Identify the lines holding "readiness" and copy them.

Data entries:
- - -

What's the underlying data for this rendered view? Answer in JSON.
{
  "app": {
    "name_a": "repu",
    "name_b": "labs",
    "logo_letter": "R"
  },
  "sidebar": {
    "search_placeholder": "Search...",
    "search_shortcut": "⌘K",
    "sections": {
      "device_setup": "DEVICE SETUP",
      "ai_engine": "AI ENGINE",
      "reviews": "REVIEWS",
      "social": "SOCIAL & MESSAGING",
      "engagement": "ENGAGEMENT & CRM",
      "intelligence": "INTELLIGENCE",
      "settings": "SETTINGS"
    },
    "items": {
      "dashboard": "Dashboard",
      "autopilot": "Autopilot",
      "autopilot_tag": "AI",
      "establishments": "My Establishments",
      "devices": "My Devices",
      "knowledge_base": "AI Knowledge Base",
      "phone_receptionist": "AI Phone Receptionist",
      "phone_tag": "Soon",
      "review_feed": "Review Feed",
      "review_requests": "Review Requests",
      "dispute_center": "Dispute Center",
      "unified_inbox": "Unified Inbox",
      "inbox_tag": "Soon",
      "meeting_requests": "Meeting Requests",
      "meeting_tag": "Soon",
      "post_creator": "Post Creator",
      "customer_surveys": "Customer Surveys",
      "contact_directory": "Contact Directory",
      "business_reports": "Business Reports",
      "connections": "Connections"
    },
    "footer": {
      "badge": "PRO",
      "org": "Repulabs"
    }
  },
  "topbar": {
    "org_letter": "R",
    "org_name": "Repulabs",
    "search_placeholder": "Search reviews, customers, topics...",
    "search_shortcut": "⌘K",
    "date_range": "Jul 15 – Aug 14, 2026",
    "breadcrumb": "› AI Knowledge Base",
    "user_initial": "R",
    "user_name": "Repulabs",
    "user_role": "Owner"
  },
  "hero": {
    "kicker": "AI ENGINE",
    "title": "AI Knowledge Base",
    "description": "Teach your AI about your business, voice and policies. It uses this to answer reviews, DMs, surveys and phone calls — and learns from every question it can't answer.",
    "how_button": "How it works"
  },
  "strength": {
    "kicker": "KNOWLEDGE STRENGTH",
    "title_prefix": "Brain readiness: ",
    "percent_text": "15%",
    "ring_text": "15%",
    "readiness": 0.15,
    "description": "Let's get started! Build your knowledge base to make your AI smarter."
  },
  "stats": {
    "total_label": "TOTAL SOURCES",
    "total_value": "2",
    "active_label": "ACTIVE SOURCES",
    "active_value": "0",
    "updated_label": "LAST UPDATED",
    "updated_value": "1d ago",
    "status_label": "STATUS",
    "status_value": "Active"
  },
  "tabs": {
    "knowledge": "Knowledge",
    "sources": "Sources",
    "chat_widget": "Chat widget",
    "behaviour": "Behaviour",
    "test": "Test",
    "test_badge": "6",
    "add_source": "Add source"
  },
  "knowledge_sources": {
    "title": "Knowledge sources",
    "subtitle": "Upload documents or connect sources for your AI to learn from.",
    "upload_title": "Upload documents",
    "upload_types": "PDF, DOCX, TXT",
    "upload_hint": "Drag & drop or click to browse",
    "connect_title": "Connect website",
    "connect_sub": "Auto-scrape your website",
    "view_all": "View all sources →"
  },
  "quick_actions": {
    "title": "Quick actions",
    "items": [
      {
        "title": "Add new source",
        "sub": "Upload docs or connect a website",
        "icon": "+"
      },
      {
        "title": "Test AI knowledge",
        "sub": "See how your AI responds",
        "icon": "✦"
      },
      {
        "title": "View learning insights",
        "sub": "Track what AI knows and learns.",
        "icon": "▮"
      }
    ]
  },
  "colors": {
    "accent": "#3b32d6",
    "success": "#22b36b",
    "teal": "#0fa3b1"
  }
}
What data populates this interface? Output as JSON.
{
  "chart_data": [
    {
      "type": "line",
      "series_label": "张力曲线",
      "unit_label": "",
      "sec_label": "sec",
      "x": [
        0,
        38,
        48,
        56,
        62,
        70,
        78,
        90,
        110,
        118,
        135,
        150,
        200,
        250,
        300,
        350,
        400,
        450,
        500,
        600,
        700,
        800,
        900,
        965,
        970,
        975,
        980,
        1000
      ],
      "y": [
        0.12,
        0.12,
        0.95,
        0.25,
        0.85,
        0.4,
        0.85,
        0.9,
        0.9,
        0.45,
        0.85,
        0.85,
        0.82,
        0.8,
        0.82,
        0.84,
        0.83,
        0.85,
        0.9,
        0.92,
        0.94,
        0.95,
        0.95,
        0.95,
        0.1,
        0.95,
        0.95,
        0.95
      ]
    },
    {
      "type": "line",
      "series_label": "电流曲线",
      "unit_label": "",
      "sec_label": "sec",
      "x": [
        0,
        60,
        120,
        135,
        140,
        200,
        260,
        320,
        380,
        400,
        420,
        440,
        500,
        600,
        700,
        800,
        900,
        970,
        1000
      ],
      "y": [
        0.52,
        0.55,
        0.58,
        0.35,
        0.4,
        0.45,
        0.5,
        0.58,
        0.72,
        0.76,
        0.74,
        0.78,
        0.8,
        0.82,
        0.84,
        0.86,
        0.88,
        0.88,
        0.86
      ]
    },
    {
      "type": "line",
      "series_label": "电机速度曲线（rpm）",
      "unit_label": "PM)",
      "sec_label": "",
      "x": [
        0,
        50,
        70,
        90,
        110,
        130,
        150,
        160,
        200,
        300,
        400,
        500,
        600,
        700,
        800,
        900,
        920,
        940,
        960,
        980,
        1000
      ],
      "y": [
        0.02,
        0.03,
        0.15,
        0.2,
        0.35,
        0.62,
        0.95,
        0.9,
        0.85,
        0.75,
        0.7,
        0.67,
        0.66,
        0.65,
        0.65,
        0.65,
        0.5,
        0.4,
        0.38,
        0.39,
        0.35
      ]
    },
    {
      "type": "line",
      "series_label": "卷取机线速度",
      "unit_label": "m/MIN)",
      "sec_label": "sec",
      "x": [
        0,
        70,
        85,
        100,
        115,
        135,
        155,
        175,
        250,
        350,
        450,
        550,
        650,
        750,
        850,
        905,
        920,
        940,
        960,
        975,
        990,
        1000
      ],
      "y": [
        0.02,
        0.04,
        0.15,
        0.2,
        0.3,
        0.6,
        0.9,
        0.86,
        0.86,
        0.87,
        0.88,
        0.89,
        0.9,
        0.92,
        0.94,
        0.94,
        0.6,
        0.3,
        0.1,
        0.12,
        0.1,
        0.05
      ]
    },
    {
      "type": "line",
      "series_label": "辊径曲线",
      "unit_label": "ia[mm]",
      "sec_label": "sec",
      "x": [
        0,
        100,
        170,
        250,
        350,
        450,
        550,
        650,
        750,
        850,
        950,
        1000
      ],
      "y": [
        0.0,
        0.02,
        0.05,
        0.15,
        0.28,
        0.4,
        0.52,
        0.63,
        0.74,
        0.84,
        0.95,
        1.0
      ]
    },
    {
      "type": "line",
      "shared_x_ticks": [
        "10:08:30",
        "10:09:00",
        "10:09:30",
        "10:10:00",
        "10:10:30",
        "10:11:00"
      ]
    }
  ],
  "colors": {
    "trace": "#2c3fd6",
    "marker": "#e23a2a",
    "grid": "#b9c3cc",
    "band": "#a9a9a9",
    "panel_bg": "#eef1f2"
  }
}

- - -

* _Solution_
    "title_prefix": "Brain readiness: ",
    "readiness": 0.15,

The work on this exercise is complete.